Repeat what the lines below say, word for word, and skip every image.

_RECORD LIST:_
=-=-=

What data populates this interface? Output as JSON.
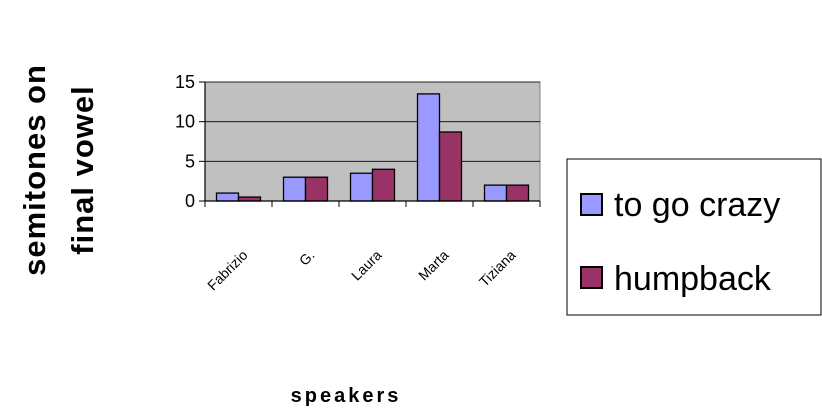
{
  "chart_data": {
    "type": "bar",
    "ylabel": [
      "semitones on",
      "final vowel"
    ],
    "xlabel": "speakers",
    "categories": [
      "Fabrizio",
      "G.",
      "Laura",
      "Marta",
      "Tiziana"
    ],
    "series": [
      {
        "name": "to go crazy",
        "values": [
          1,
          3,
          3.5,
          13.5,
          2
        ],
        "color": "#9999ff"
      },
      {
        "name": "humpback",
        "values": [
          0.5,
          3,
          4,
          8.7,
          2
        ],
        "color": "#993366"
      }
    ],
    "yticks": [
      0,
      5,
      10,
      15
    ],
    "ylim": [
      0,
      15
    ],
    "grid": true,
    "legend_position": "right",
    "plot_background": "#c0c0c0"
  }
}
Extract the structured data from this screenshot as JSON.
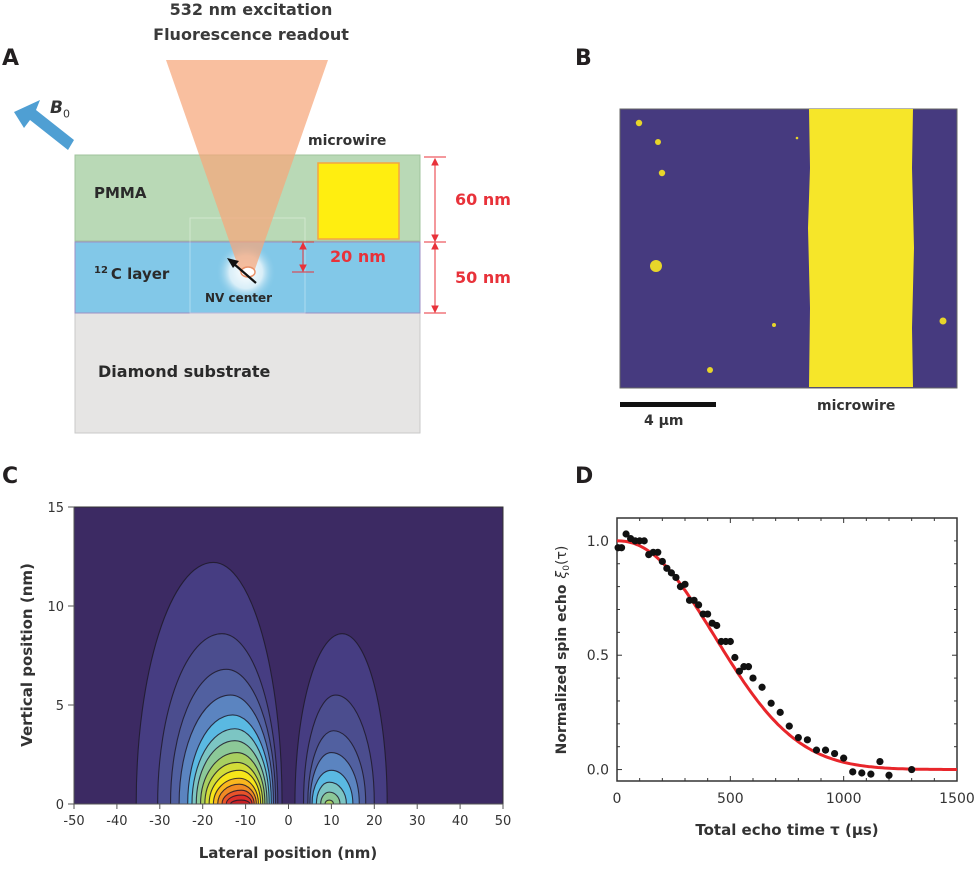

=-=-=

_SOLUTION FOR THIS PROBLEM:_
What data populates this interface? Output as JSON.
{
  "chart_data": {
    "type": "bar",
    "ylabel": [
      "semitones on",
      "final vowel"
    ],
    "xlabel": "speakers",
    "categories": [
      "Fabrizio",
      "G.",
      "Laura",
      "Marta",
      "Tiziana"
    ],
    "series": [
      {
        "name": "to go crazy",
        "values": [
          1,
          3,
          3.5,
          13.5,
          2
        ],
        "color": "#9999ff"
      },
      {
        "name": "humpback",
        "values": [
          0.5,
          3,
          4,
          8.7,
          2
        ],
        "color": "#993366"
      }
    ],
    "yticks": [
      0,
      5,
      10,
      15
    ],
    "ylim": [
      0,
      15
    ],
    "grid": true,
    "legend_position": "right",
    "plot_background": "#c0c0c0"
  }
}
Extract the structured data from this screenshot as JSON.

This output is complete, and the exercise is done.